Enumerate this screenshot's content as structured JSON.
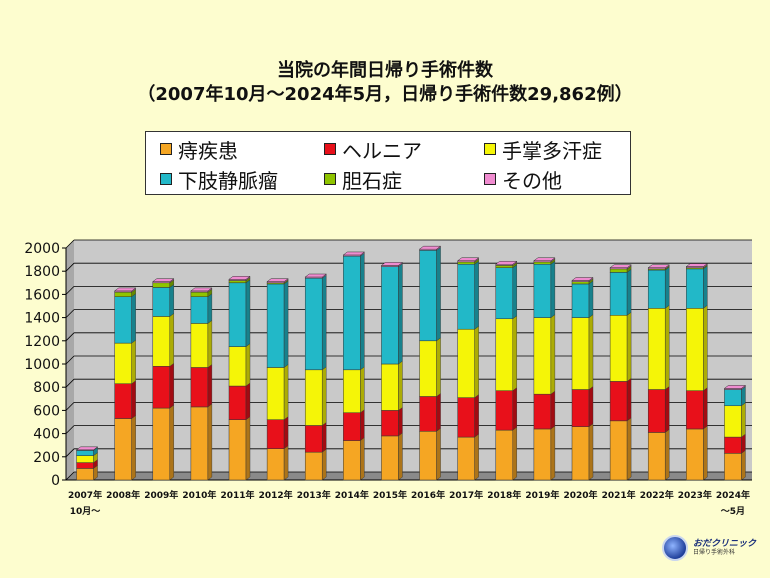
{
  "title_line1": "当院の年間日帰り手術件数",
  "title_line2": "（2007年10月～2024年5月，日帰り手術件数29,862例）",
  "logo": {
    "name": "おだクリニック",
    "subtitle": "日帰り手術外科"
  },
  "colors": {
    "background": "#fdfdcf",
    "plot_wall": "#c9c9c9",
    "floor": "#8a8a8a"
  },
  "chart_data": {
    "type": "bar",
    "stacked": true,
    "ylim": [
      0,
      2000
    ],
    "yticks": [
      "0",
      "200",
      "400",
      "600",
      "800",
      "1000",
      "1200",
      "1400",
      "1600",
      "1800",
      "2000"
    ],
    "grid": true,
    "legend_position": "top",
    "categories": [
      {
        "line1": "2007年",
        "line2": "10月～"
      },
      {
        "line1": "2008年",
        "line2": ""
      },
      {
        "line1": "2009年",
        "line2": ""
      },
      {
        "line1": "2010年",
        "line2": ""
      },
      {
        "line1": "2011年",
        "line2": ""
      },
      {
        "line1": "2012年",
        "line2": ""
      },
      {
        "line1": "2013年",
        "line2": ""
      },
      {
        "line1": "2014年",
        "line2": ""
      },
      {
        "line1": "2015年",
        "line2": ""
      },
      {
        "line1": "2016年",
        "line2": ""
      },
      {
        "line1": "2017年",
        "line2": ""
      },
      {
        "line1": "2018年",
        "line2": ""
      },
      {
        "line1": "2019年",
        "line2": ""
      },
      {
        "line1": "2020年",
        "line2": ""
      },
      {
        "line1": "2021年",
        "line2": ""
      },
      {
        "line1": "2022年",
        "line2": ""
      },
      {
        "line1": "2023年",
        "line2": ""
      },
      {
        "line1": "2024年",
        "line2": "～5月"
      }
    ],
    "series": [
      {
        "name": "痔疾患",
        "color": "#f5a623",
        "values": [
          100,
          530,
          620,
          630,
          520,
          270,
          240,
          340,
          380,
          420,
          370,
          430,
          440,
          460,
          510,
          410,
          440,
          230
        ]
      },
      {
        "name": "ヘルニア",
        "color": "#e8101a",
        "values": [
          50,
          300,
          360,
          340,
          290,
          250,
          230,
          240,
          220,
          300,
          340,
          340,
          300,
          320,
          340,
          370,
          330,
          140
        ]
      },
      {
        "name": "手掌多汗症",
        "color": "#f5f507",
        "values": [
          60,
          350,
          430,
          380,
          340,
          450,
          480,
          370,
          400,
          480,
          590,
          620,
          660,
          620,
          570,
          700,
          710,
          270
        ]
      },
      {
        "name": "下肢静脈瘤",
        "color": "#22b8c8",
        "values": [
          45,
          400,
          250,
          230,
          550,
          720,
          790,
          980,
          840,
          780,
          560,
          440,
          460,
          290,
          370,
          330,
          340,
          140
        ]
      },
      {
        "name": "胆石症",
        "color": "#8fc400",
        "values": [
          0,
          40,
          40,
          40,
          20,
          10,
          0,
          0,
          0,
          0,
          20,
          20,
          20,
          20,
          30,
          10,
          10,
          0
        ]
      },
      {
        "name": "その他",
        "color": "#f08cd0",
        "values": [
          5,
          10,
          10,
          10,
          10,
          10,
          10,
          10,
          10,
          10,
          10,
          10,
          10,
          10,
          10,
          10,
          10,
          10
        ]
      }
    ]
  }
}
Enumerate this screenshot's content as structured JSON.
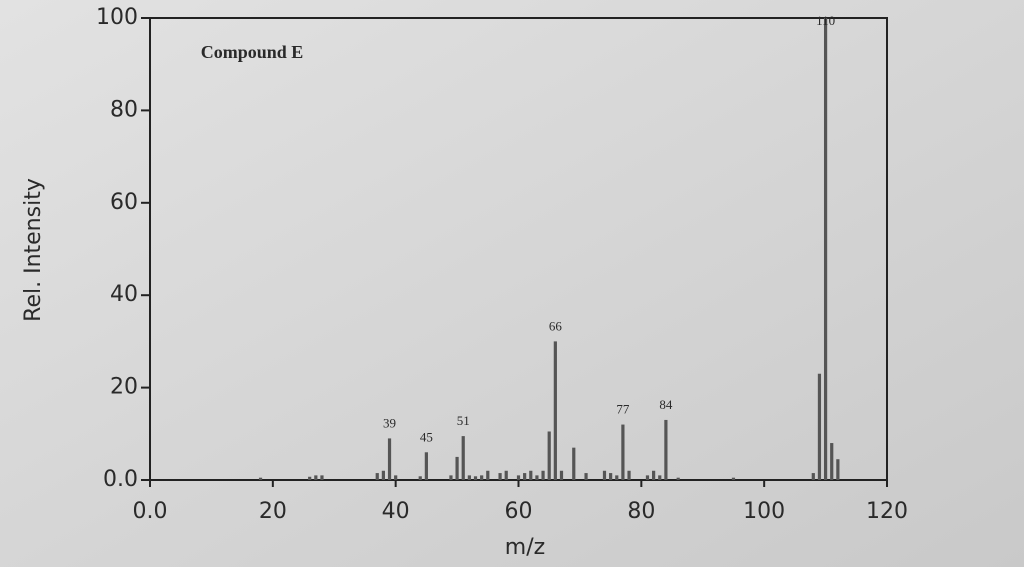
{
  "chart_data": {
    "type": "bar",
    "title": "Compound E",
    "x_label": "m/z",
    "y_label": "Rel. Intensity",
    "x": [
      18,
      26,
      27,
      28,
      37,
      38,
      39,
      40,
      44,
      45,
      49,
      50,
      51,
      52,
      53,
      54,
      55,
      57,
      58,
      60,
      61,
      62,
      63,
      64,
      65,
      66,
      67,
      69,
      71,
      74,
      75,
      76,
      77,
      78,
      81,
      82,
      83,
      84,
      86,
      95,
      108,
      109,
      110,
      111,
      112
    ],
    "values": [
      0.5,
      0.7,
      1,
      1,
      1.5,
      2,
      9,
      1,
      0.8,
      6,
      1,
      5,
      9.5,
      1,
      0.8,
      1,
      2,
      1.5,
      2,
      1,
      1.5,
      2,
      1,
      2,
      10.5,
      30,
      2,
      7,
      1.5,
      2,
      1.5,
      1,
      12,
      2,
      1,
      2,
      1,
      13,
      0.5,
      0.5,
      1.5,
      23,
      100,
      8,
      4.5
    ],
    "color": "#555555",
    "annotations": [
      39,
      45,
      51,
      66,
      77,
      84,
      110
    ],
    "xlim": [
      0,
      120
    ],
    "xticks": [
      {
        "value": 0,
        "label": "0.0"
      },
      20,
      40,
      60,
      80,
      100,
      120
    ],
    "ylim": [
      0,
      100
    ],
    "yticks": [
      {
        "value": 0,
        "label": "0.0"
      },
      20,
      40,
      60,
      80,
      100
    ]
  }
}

------------------------------------------------------------

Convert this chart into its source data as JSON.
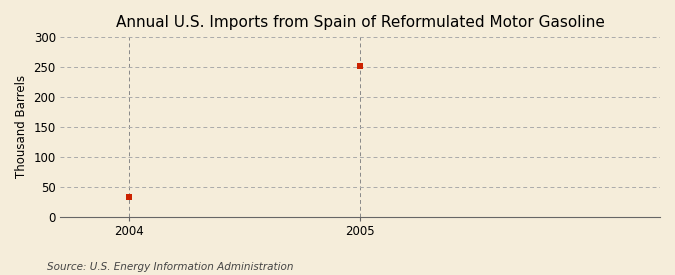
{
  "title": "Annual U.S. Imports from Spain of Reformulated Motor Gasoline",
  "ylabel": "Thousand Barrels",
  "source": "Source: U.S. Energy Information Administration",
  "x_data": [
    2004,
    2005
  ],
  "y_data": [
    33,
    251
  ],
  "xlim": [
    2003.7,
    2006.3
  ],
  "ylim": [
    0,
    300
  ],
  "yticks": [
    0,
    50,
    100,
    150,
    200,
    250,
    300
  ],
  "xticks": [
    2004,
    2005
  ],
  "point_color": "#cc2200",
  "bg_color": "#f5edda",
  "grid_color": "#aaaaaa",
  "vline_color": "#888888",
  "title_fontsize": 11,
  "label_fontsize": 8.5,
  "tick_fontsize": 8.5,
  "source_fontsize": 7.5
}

------------------------------------------------------------

=== Given problem ===
Only the number is wanted: how many lines in the preceding entries hold the string "name"?

=== Answer to the task ===
7